# [EXERCISE INPUT]

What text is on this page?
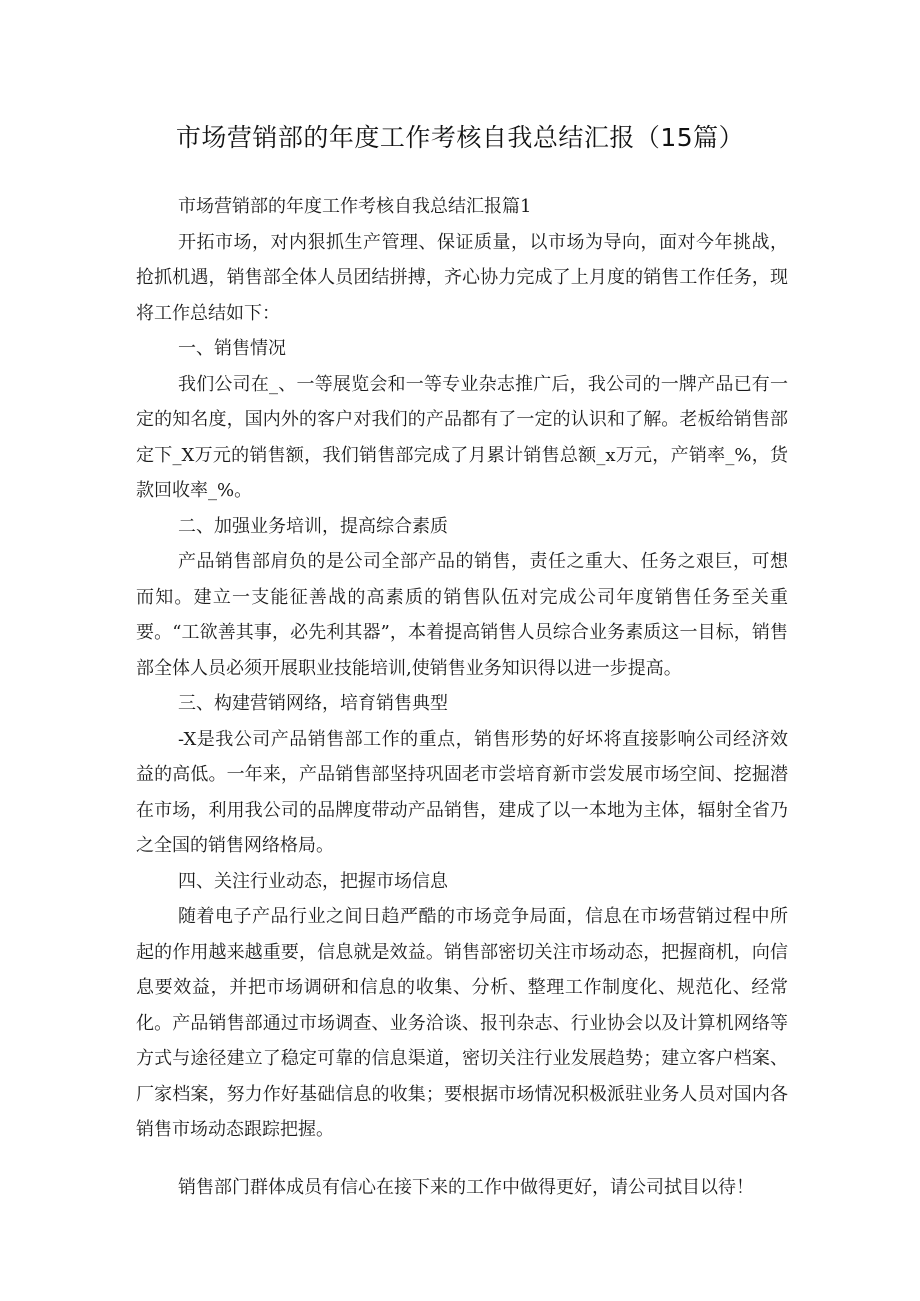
市场营销部的年度工作考核自我总结汇报（15篇）

市场营销部的年度工作考核自我总结汇报篇1

开拓市场，对内狠抓生产管理、保证质量，以市场为导向，面对今年挑战，抢抓机遇，销售部全体人员团结拼搏，齐心协力完成了上月度的销售工作任务，现将工作总结如下：

一、销售情况

我们公司在_、一等展览会和一等专业杂志推广后，我公司的一牌产品已有一定的知名度，国内外的客户对我们的产品都有了一定的认识和了解。老板给销售部定下_X万元的销售额，我们销售部完成了月累计销售总额_x万元，产销率_%，货款回收率_%。

二、加强业务培训，提高综合素质

产品销售部肩负的是公司全部产品的销售，责任之重大、任务之艰巨，可想而知。建立一支能征善战的高素质的销售队伍对完成公司年度销售任务至关重要。“工欲善其事，必先利其器”，本着提高销售人员综合业务素质这一目标，销售部全体人员必须开展职业技能培训,使销售业务知识得以进一步提高。

三、构建营销网络，培育销售典型

-X是我公司产品销售部工作的重点，销售形势的好坏将直接影响公司经济效益的高低。一年来，产品销售部坚持巩固老市尝培育新市尝发展市场空间、挖掘潜在市场，利用我公司的品牌度带动产品销售，建成了以一本地为主体，辐射全省乃之全国的销售网络格局。

四、关注行业动态，把握市场信息

随着电子产品行业之间日趋严酷的市场竞争局面，信息在市场营销过程中所起的作用越来越重要，信息就是效益。销售部密切关注市场动态，把握商机，向信息要效益，并把市场调研和信息的收集、分析、整理工作制度化、规范化、经常化。产品销售部通过市场调查、业务洽谈、报刊杂志、行业协会以及计算机网络等方式与途径建立了稳定可靠的信息渠道，密切关注行业发展趋势；建立客户档案、厂家档案，努力作好基础信息的收集；要根据市场情况积极派驻业务人员对国内各销售市场动态跟踪把握。

销售部门群体成员有信心在接下来的工作中做得更好，请公司拭目以待！
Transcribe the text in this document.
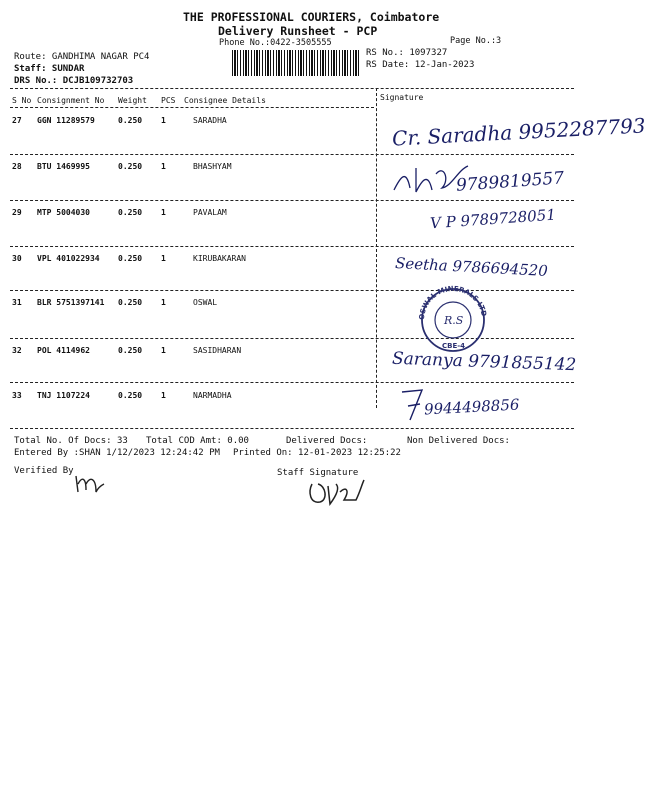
THE PROFESSIONAL COURIERS, Coimbatore
Delivery Runsheet - PCP
Phone No.:0422-3505555	Page No.:3
Route: GANDHIMA NAGAR PC4
Staff: SUNDAR
DRS No.: DCJB109732703
RS No.: 1097327
RS Date: 12-Jan-2023
S No Consignment No Weight PCS Consignee Details	Signature
27 GGN 11289579	0.250 1	SARADHA	Cr. Saradha 9952287793
28 BTU 1469995	0.250 1	BHASHYAM
9789819557
29 MTP 5004030	0.250 1	PAVALAM	V P 9789728051
30 VPL 401022934 0.250 1	KIRUBAKARAN	Seetha 9786694520
31 BLR 5751397141 0.250 1	OSWAL
OSWAL MINERALS LTD
R.S
CBE-4
32 POL 4114962	0.250 1	SASIDHARAN	Saranya 9791855142
33 TNJ 1107224	0.250 1	NARMADHA
9944498856
Total No. Of Docs: 33 Total COD Amt: 0.00	Delivered Docs:	Non Delivered Docs:
Entered By :SHAN 1/12/2023 12:24:42 PM Printed On: 12-01-2023 12:25:22
Verified By	Staff Signature
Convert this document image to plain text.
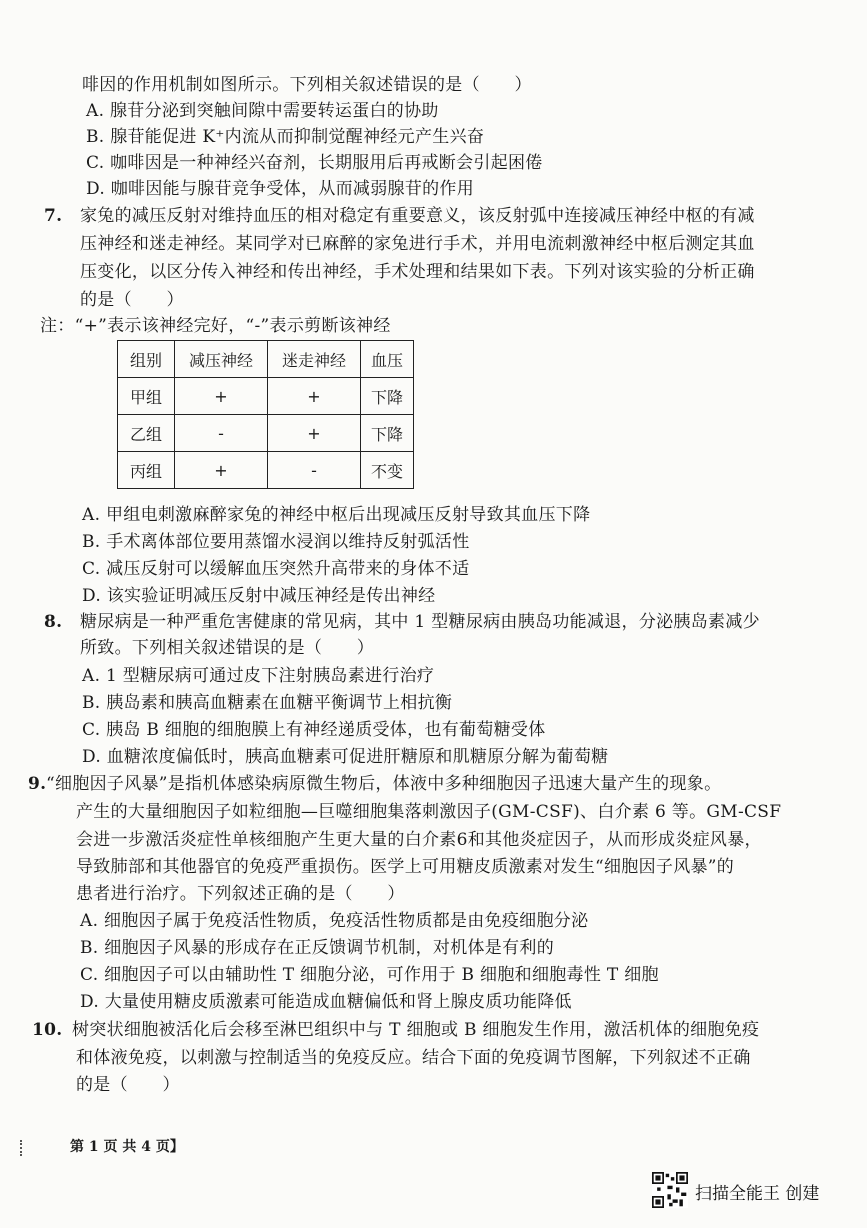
啡因的作用机制如图所示。下列相关叙述错误的是（　　）
A. 腺苷分泌到突触间隙中需要转运蛋白的协助
B. 腺苷能促进 K⁺内流从而抑制觉醒神经元产生兴奋
C. 咖啡因是一种神经兴奋剂，长期服用后再戒断会引起困倦
D. 咖啡因能与腺苷竞争受体，从而减弱腺苷的作用
7. 家兔的减压反射对维持血压的相对稳定有重要意义，该反射弧中连接减压神经中枢的有减
压神经和迷走神经。某同学对已麻醉的家兔进行手术，并用电流刺激神经中枢后测定其血
压变化，以区分传入神经和传出神经，手术处理和结果如下表。下列对该实验的分析正确
的是（　　）
注：“+”表示该神经完好，“-”表示剪断该神经
组别	减压神经	迷走神经	血压
甲组	+	+	下降
乙组	-	+	下降
丙组	+	-	不变
A. 甲组电刺激麻醉家兔的神经中枢后出现减压反射导致其血压下降
B. 手术离体部位要用蒸馏水浸润以维持反射弧活性
C. 减压反射可以缓解血压突然升高带来的身体不适
D. 该实验证明减压反射中减压神经是传出神经
8. 糖尿病是一种严重危害健康的常见病，其中 1 型糖尿病由胰岛功能减退，分泌胰岛素减少
所致。下列相关叙述错误的是（　　）
A. 1 型糖尿病可通过皮下注射胰岛素进行治疗
B. 胰岛素和胰高血糖素在血糖平衡调节上相抗衡
C. 胰岛 B 细胞的细胞膜上有神经递质受体，也有葡萄糖受体
D. 血糖浓度偏低时，胰高血糖素可促进肝糖原和肌糖原分解为葡萄糖
9. “细胞因子风暴”是指机体感染病原微生物后，体液中多种细胞因子迅速大量产生的现象。
产生的大量细胞因子如粒细胞—巨噬细胞集落刺激因子(GM-CSF)、白介素 6 等。GM-CSF
会进一步激活炎症性单核细胞产生更大量的白介素6和其他炎症因子，从而形成炎症风暴，
导致肺部和其他器官的免疫严重损伤。医学上可用糖皮质激素对发生“细胞因子风暴”的
患者进行治疗。下列叙述正确的是（　　）
A. 细胞因子属于免疫活性物质，免疫活性物质都是由免疫细胞分泌
B. 细胞因子风暴的形成存在正反馈调节机制，对机体是有利的
C. 细胞因子可以由辅助性 T 细胞分泌，可作用于 B 细胞和细胞毒性 T 细胞
D. 大量使用糖皮质激素可能造成血糖偏低和肾上腺皮质功能降低
10. 树突状细胞被活化后会移至淋巴组织中与 T 细胞或 B 细胞发生作用，激活机体的细胞免疫
和体液免疫，以刺激与控制适当的免疫反应。结合下面的免疫调节图解，下列叙述不正确
的是（　　）
第 1 页 共 4 页】
扫描全能王 创建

# [INSTRUCTION]
What is the number of lines above that hold the string "OSWAL"? Answer with that number alone.

# [RESPONSE]
2